Stored data entries:
***
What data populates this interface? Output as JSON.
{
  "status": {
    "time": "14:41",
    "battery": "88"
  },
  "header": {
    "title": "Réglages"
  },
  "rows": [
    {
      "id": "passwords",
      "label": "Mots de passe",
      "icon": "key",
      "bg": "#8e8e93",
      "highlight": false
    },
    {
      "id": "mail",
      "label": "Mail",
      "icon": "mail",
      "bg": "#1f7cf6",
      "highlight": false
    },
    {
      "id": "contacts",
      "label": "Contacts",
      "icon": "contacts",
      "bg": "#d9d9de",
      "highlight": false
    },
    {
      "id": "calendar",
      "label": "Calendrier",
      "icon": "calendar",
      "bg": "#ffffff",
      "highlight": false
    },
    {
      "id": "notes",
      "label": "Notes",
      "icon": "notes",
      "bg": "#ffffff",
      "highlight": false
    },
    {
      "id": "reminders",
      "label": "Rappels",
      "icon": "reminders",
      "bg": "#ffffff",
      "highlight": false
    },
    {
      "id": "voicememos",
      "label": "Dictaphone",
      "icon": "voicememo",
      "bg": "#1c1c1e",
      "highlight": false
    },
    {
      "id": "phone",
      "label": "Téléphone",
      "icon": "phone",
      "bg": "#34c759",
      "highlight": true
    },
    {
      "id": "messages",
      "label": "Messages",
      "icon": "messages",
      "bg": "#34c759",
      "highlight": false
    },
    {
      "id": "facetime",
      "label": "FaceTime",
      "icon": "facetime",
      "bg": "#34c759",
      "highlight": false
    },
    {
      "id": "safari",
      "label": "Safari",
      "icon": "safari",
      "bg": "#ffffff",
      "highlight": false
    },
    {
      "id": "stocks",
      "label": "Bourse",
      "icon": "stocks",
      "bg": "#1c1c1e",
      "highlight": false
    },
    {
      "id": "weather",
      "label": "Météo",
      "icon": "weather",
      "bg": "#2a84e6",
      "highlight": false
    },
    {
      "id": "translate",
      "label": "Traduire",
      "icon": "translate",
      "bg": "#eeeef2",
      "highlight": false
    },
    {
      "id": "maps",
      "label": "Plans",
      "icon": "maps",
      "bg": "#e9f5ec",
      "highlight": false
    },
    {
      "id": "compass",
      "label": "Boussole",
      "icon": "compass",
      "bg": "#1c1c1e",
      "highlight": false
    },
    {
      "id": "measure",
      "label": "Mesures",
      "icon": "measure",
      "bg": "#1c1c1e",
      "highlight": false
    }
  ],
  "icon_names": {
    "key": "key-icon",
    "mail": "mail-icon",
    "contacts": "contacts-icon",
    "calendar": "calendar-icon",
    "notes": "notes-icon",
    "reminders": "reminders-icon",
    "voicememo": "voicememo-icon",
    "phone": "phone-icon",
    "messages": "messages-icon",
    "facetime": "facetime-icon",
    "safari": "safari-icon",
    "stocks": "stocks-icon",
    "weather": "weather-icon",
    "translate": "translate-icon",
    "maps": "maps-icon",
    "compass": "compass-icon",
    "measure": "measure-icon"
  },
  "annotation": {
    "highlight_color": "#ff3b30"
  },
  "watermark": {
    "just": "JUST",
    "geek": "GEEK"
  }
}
***
Write every line of the material above again, exactly.

What data populates this interface? Output as JSON.
{
  "status": {
    "time": "14:41",
    "battery": "88"
  },
  "header": {
    "title": "Réglages"
  },
  "rows": [
    {
      "id": "passwords",
      "label": "Mots de passe",
      "icon": "key",
      "bg": "#8e8e93",
      "highlight": false
    },
    {
      "id": "mail",
      "label": "Mail",
      "icon": "mail",
      "bg": "#1f7cf6",
      "highlight": false
    },
    {
      "id": "contacts",
      "label": "Contacts",
      "icon": "contacts",
      "bg": "#d9d9de",
      "highlight": false
    },
    {
      "id": "calendar",
      "label": "Calendrier",
      "icon": "calendar",
      "bg": "#ffffff",
      "highlight": false
    },
    {
      "id": "notes",
      "label": "Notes",
      "icon": "notes",
      "bg": "#ffffff",
      "highlight": false
    },
    {
      "id": "reminders",
      "label": "Rappels",
      "icon": "reminders",
      "bg": "#ffffff",
      "highlight": false
    },
    {
      "id": "voicememos",
      "label": "Dictaphone",
      "icon": "voicememo",
      "bg": "#1c1c1e",
      "highlight": false
    },
    {
      "id": "phone",
      "label": "Téléphone",
      "icon": "phone",
      "bg": "#34c759",
      "highlight": true
    },
    {
      "id": "messages",
      "label": "Messages",
      "icon": "messages",
      "bg": "#34c759",
      "highlight": false
    },
    {
      "id": "facetime",
      "label": "FaceTime",
      "icon": "facetime",
      "bg": "#34c759",
      "highlight": false
    },
    {
      "id": "safari",
      "label": "Safari",
      "icon": "safari",
      "bg": "#ffffff",
      "highlight": false
    },
    {
      "id": "stocks",
      "label": "Bourse",
      "icon": "stocks",
      "bg": "#1c1c1e",
      "highlight": false
    },
    {
      "id": "weather",
      "label": "Météo",
      "icon": "weather",
      "bg": "#2a84e6",
      "highlight": false
    },
    {
      "id": "translate",
      "label": "Traduire",
      "icon": "translate",
      "bg": "#eeeef2",
      "highlight": false
    },
    {
      "id": "maps",
      "label": "Plans",
      "icon": "maps",
      "bg": "#e9f5ec",
      "highlight": false
    },
    {
      "id": "compass",
      "label": "Boussole",
      "icon": "compass",
      "bg": "#1c1c1e",
      "highlight": false
    },
    {
      "id": "measure",
      "label": "Mesures",
      "icon": "measure",
      "bg": "#1c1c1e",
      "highlight": false
    }
  ],
  "icon_names": {
    "key": "key-icon",
    "mail": "mail-icon",
    "contacts": "contacts-icon",
    "calendar": "calendar-icon",
    "notes": "notes-icon",
    "reminders": "reminders-icon",
    "voicememo": "voicememo-icon",
    "phone": "phone-icon",
    "messages": "messages-icon",
    "facetime": "facetime-icon",
    "safari": "safari-icon",
    "stocks": "stocks-icon",
    "weather": "weather-icon",
    "translate": "translate-icon",
    "maps": "maps-icon",
    "compass": "compass-icon",
    "measure": "measure-icon"
  },
  "annotation": {
    "highlight_color": "#ff3b30"
  },
  "watermark": {
    "just": "JUST",
    "geek": "GEEK"
  }
}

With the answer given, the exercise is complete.